▶ **TASK INSTRUCTIONS**:
Output the records exactly. Include every line.

▶ **GIVEN ENTRIES**:
▼▼▼

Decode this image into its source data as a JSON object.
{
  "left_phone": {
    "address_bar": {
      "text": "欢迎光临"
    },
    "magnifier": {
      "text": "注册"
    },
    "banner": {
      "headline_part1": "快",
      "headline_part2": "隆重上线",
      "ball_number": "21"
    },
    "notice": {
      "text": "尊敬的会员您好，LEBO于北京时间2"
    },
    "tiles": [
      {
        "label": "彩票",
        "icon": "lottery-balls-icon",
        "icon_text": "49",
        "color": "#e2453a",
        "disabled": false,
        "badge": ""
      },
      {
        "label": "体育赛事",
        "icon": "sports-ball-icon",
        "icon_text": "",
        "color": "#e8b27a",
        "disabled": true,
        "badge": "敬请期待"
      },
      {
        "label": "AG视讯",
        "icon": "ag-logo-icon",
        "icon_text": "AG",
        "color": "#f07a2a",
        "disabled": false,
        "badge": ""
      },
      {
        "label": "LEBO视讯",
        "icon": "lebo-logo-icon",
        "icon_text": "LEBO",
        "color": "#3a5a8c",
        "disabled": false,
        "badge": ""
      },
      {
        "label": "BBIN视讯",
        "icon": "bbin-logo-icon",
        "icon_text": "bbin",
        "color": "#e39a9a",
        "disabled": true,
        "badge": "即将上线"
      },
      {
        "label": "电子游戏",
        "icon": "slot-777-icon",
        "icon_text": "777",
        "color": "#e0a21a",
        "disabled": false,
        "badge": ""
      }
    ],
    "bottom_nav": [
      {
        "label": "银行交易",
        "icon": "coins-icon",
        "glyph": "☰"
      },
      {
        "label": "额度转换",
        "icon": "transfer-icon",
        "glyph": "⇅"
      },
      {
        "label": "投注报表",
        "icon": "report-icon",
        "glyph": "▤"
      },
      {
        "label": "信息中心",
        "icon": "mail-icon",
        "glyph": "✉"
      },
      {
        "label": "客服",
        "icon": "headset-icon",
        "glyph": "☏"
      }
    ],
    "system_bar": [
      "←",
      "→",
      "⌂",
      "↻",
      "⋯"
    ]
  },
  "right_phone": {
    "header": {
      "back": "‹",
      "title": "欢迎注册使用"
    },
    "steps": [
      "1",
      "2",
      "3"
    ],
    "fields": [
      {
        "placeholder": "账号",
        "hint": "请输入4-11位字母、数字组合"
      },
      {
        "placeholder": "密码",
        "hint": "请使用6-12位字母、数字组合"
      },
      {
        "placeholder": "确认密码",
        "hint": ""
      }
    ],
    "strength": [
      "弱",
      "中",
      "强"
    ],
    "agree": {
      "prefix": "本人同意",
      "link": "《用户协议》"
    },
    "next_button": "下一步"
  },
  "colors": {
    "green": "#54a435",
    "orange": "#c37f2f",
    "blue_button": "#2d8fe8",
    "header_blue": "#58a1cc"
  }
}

▲▲▲

▶ **FINAL RESULT**:
Decode this image into its source data as a JSON object.
{
  "left_phone": {
    "address_bar": {
      "text": "欢迎光临"
    },
    "magnifier": {
      "text": "注册"
    },
    "banner": {
      "headline_part1": "快",
      "headline_part2": "隆重上线",
      "ball_number": "21"
    },
    "notice": {
      "text": "尊敬的会员您好，LEBO于北京时间2"
    },
    "tiles": [
      {
        "label": "彩票",
        "icon": "lottery-balls-icon",
        "icon_text": "49",
        "color": "#e2453a",
        "disabled": false,
        "badge": ""
      },
      {
        "label": "体育赛事",
        "icon": "sports-ball-icon",
        "icon_text": "",
        "color": "#e8b27a",
        "disabled": true,
        "badge": "敬请期待"
      },
      {
        "label": "AG视讯",
        "icon": "ag-logo-icon",
        "icon_text": "AG",
        "color": "#f07a2a",
        "disabled": false,
        "badge": ""
      },
      {
        "label": "LEBO视讯",
        "icon": "lebo-logo-icon",
        "icon_text": "LEBO",
        "color": "#3a5a8c",
        "disabled": false,
        "badge": ""
      },
      {
        "label": "BBIN视讯",
        "icon": "bbin-logo-icon",
        "icon_text": "bbin",
        "color": "#e39a9a",
        "disabled": true,
        "badge": "即将上线"
      },
      {
        "label": "电子游戏",
        "icon": "slot-777-icon",
        "icon_text": "777",
        "color": "#e0a21a",
        "disabled": false,
        "badge": ""
      }
    ],
    "bottom_nav": [
      {
        "label": "银行交易",
        "icon": "coins-icon",
        "glyph": "☰"
      },
      {
        "label": "额度转换",
        "icon": "transfer-icon",
        "glyph": "⇅"
      },
      {
        "label": "投注报表",
        "icon": "report-icon",
        "glyph": "▤"
      },
      {
        "label": "信息中心",
        "icon": "mail-icon",
        "glyph": "✉"
      },
      {
        "label": "客服",
        "icon": "headset-icon",
        "glyph": "☏"
      }
    ],
    "system_bar": [
      "←",
      "→",
      "⌂",
      "↻",
      "⋯"
    ]
  },
  "right_phone": {
    "header": {
      "back": "‹",
      "title": "欢迎注册使用"
    },
    "steps": [
      "1",
      "2",
      "3"
    ],
    "fields": [
      {
        "placeholder": "账号",
        "hint": "请输入4-11位字母、数字组合"
      },
      {
        "placeholder": "密码",
        "hint": "请使用6-12位字母、数字组合"
      },
      {
        "placeholder": "确认密码",
        "hint": ""
      }
    ],
    "strength": [
      "弱",
      "中",
      "强"
    ],
    "agree": {
      "prefix": "本人同意",
      "link": "《用户协议》"
    },
    "next_button": "下一步"
  },
  "colors": {
    "green": "#54a435",
    "orange": "#c37f2f",
    "blue_button": "#2d8fe8",
    "header_blue": "#58a1cc"
  }
}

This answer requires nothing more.